• Requirement
Do not carry the pictures over; copy every other part of the entries exactly.

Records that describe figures
======
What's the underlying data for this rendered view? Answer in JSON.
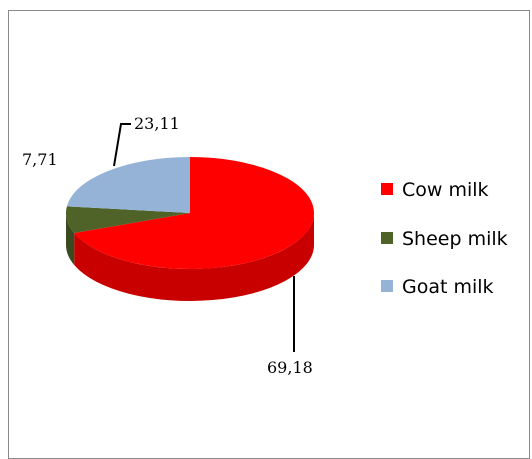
{
  "chart_data": {
    "type": "pie",
    "three_d": true,
    "legend_position": "right",
    "series": [
      {
        "name": "Cow milk",
        "value": 69.18,
        "label": "69,18",
        "color": "#ff0000",
        "side_color": "#c80000"
      },
      {
        "name": "Sheep milk",
        "value": 7.71,
        "label": "7,71",
        "color": "#4f6228",
        "side_color": "#3b4a1e"
      },
      {
        "name": "Goat milk",
        "value": 23.11,
        "label": "23,11",
        "color": "#95b3d7",
        "side_color": "#7090b8"
      }
    ]
  }
}
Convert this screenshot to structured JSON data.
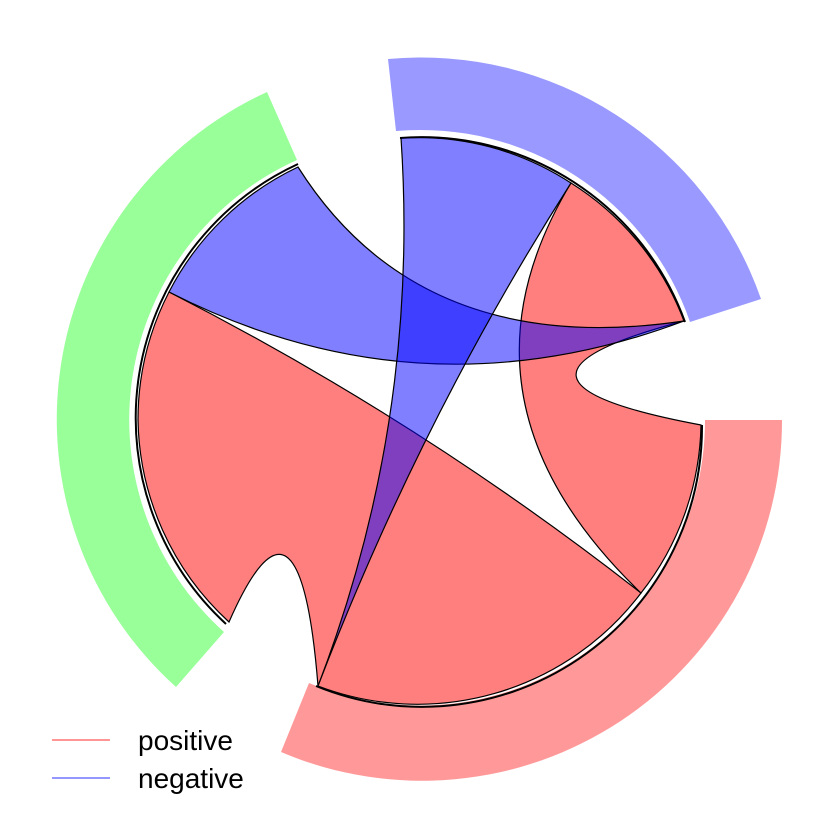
{
  "colors": {
    "green_sector": "#99FF99",
    "blue_sector": "#9999FF",
    "red_sector": "#FF9999",
    "positive_link": "#FF0000",
    "negative_link": "#0000FF"
  },
  "legend": {
    "positive": "positive",
    "negative": "negative"
  }
}
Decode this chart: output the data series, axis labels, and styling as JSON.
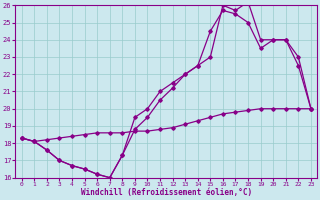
======
• Response to the task
What's the underlying data for this rendered view? Answer in JSON.
{
  "chart_data": {
    "type": "pie",
    "three_d": true,
    "legend_position": "right",
    "series": [
      {
        "name": "Cow milk",
        "value": 69.18,
        "label": "69,18",
        "color": "#ff0000",
        "side_color": "#c80000"
      },
      {
        "name": "Sheep milk",
        "value": 7.71,
        "label": "7,71",
        "color": "#4f6228",
        "side_color": "#3b4a1e"
      },
      {
        "name": "Goat milk",
        "value": 23.11,
        "label": "23,11",
        "color": "#95b3d7",
        "side_color": "#7090b8"
      }
    ]
  }
}
Convert this screenshot to structured JSON data.
{
  "colors": {
    "green_sector": "#99FF99",
    "blue_sector": "#9999FF",
    "red_sector": "#FF9999",
    "positive_link": "#FF0000",
    "negative_link": "#0000FF"
  },
  "legend": {
    "positive": "positive",
    "negative": "negative"
  }
}
Decode this chart: output the data series, axis labels, and styling as JSON.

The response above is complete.